## To be done
Go through the material below and copy all lines with "JSON".
####
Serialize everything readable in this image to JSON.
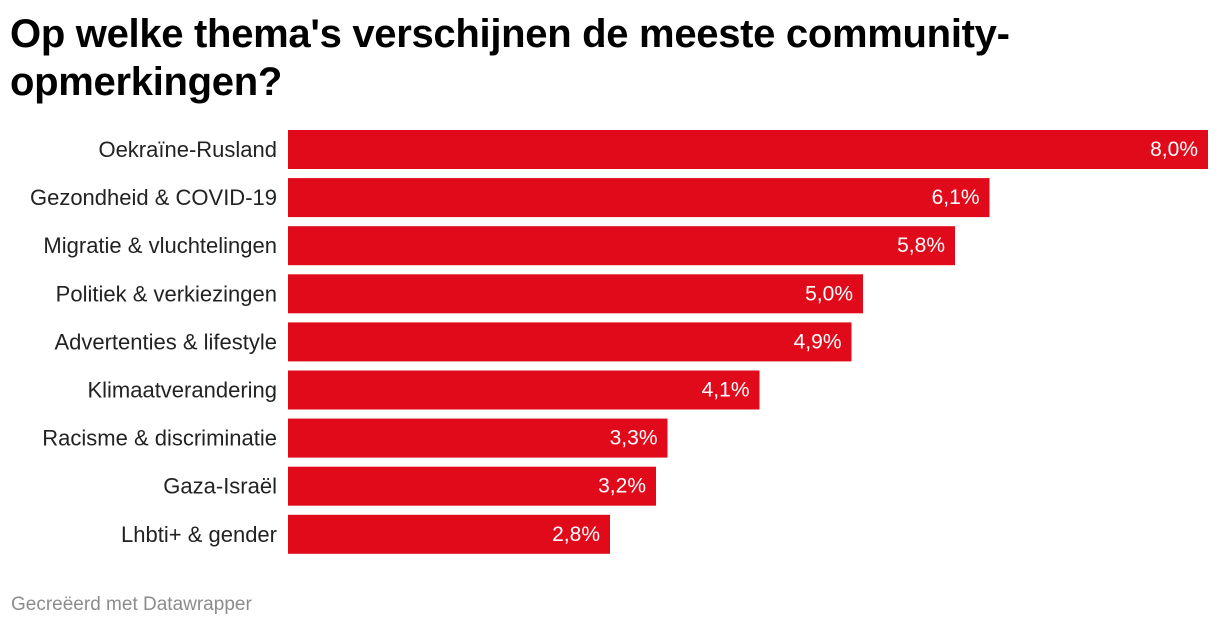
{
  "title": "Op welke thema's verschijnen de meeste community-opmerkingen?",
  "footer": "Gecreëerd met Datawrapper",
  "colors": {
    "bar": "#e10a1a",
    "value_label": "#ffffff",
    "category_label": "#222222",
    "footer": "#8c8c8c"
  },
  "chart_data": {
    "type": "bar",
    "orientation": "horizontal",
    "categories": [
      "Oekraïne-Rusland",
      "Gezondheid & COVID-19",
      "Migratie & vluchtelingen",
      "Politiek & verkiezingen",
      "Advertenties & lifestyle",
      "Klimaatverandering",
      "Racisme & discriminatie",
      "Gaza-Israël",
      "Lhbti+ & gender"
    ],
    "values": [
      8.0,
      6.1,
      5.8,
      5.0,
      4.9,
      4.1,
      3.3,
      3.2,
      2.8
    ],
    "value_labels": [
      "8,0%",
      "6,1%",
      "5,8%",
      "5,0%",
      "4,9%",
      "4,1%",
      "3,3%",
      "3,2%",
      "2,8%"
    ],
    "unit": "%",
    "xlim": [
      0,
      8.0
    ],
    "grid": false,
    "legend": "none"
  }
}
####
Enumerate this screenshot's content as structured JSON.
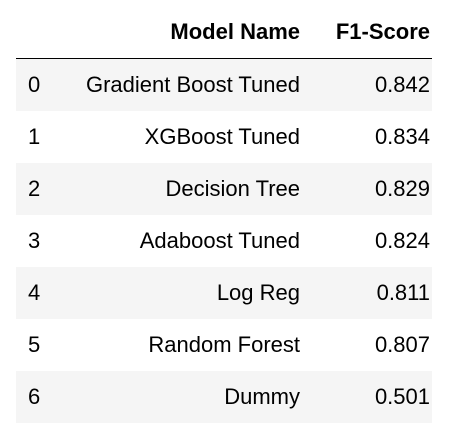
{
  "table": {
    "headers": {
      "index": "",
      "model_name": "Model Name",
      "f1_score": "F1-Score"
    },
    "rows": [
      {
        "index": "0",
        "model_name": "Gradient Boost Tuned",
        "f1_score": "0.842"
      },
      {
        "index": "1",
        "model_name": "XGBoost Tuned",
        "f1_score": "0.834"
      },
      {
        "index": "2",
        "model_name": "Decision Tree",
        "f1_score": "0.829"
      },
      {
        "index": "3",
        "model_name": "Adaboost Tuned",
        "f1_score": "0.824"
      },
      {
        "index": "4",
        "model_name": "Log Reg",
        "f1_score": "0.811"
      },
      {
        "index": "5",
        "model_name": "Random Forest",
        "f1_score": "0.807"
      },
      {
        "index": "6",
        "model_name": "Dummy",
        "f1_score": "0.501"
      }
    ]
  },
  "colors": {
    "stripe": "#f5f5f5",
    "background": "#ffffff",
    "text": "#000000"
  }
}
####
## Problem solution
Serialize everything readable in this image to JSON.
Enumerate this screenshot's content as structured JSON.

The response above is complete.